> _Request_
Provide only the number of lines in the records below that include "this".

> _Data supplied_
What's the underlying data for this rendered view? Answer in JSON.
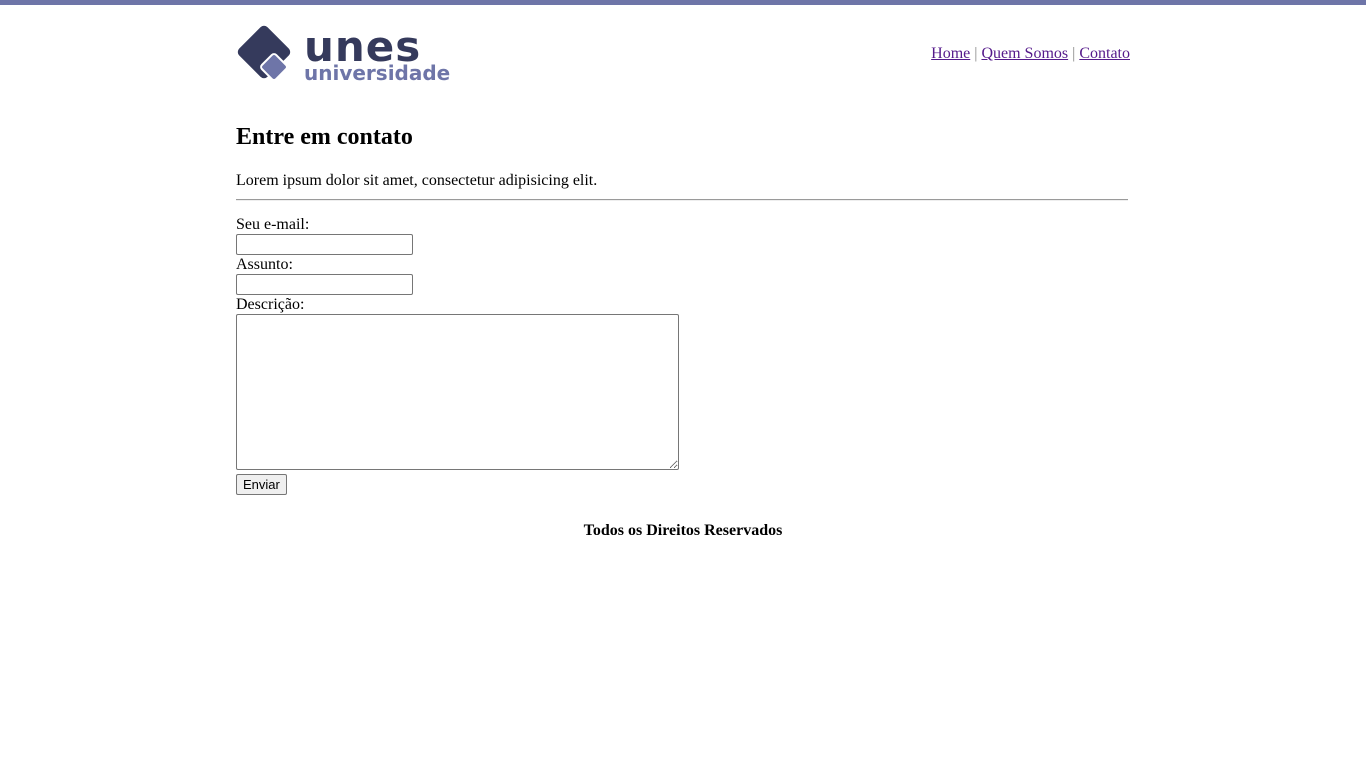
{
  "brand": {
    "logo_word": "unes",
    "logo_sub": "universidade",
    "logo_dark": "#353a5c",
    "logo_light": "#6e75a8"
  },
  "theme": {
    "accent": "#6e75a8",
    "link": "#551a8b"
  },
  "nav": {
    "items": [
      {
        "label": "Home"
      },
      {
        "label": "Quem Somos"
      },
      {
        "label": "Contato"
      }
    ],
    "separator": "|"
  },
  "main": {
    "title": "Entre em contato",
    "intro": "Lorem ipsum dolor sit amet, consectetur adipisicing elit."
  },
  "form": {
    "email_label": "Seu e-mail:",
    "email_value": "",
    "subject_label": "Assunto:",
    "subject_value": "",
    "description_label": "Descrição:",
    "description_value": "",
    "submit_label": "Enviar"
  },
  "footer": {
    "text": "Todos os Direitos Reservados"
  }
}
---
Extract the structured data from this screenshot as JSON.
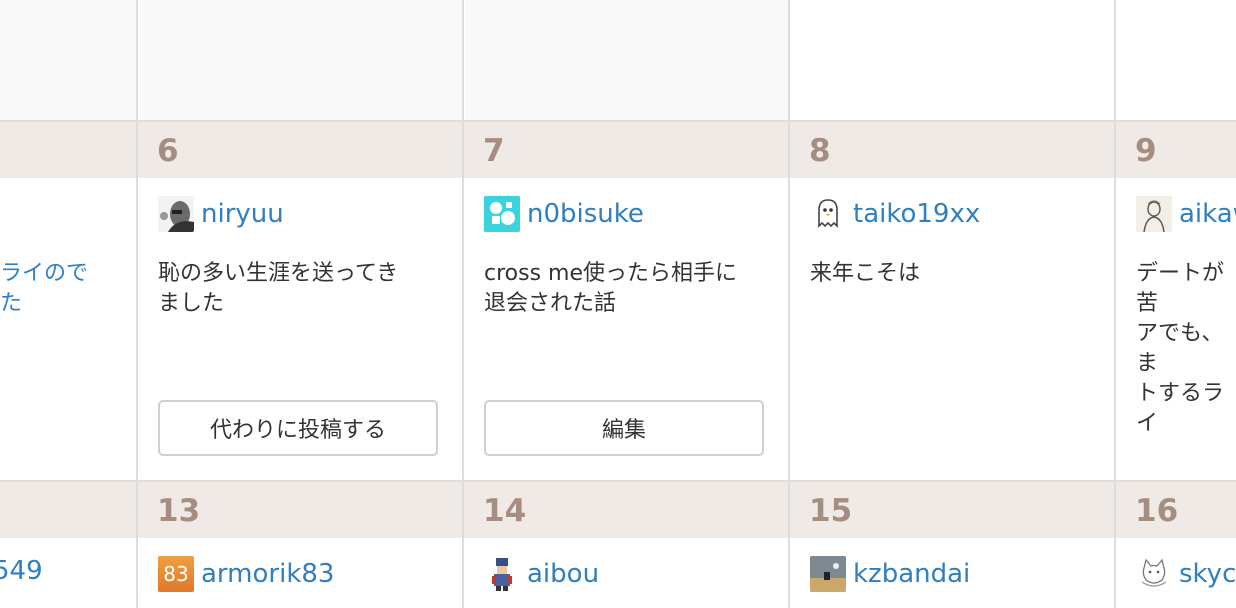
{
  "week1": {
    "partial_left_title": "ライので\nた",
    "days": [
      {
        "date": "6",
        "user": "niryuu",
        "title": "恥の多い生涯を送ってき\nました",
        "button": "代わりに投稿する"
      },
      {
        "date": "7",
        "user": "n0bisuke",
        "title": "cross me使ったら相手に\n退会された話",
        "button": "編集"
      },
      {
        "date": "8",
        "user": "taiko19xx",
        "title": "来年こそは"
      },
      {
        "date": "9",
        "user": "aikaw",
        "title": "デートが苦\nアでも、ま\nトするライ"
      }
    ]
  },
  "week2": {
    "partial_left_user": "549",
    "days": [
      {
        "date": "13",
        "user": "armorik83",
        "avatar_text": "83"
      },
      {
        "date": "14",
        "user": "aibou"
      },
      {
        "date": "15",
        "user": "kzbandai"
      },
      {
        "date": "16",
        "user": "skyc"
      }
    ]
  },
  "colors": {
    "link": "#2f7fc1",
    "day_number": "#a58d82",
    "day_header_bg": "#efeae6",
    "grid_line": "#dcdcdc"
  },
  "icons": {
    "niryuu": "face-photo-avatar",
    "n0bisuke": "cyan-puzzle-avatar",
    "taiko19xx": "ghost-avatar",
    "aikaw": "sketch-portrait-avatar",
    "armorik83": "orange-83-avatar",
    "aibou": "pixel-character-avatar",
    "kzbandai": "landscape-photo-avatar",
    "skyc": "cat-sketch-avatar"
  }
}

> _Solution to the problem_
2